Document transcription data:
<<<<
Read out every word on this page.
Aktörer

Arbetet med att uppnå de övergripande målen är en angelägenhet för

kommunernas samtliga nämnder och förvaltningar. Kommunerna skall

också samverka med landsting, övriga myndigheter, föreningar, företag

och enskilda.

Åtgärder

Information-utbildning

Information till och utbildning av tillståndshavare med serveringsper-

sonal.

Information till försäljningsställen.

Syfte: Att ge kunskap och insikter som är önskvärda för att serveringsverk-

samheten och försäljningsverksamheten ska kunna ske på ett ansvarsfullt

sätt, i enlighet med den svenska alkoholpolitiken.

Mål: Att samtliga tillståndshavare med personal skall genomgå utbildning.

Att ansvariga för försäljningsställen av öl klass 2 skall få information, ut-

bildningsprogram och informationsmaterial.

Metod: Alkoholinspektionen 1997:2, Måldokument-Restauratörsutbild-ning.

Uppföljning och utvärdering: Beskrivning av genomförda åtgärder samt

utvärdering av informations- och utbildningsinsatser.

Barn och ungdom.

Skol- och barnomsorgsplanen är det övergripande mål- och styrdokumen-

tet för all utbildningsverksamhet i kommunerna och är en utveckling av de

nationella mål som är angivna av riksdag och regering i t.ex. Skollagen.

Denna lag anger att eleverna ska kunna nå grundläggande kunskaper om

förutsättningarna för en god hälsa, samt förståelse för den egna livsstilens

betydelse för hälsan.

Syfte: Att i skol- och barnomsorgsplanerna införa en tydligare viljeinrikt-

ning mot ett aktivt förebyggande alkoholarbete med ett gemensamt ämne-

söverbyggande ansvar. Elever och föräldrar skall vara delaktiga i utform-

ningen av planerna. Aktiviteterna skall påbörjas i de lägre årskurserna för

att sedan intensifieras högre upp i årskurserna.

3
>>>>
- EXERCISE DETAILS -
Return every line above exactly as it stands.

- SOLUTION TO THIS PROBLEM -
Read out every word on this page.
Aktörer

Arbetet med att uppnå de övergripande målen är en angelägenhet för

kommunernas samtliga nämnder och förvaltningar. Kommunerna skall

också samverka med landsting, övriga myndigheter, föreningar, företag

och enskilda.

Åtgärder

Information-utbildning

Information till och utbildning av tillståndshavare med serveringsper-

sonal.

Information till försäljningsställen.

Syfte: Att ge kunskap och insikter som är önskvärda för att serveringsverk-

samheten och försäljningsverksamheten ska kunna ske på ett ansvarsfullt

sätt, i enlighet med den svenska alkoholpolitiken.

Mål: Att samtliga tillståndshavare med personal skall genomgå utbildning.

Att ansvariga för försäljningsställen av öl klass 2 skall få information, ut-

bildningsprogram och informationsmaterial.

Metod: Alkoholinspektionen 1997:2, Måldokument-Restauratörsutbild-ning.

Uppföljning och utvärdering: Beskrivning av genomförda åtgärder samt

utvärdering av informations- och utbildningsinsatser.

Barn och ungdom.

Skol- och barnomsorgsplanen är det övergripande mål- och styrdokumen-

tet för all utbildningsverksamhet i kommunerna och är en utveckling av de

nationella mål som är angivna av riksdag och regering i t.ex. Skollagen.

Denna lag anger att eleverna ska kunna nå grundläggande kunskaper om

förutsättningarna för en god hälsa, samt förståelse för den egna livsstilens

betydelse för hälsan.

Syfte: Att i skol- och barnomsorgsplanerna införa en tydligare viljeinrikt-

ning mot ett aktivt förebyggande alkoholarbete med ett gemensamt ämne-

söverbyggande ansvar. Elever och föräldrar skall vara delaktiga i utform-

ningen av planerna. Aktiviteterna skall påbörjas i de lägre årskurserna för

att sedan intensifieras högre upp i årskurserna.

3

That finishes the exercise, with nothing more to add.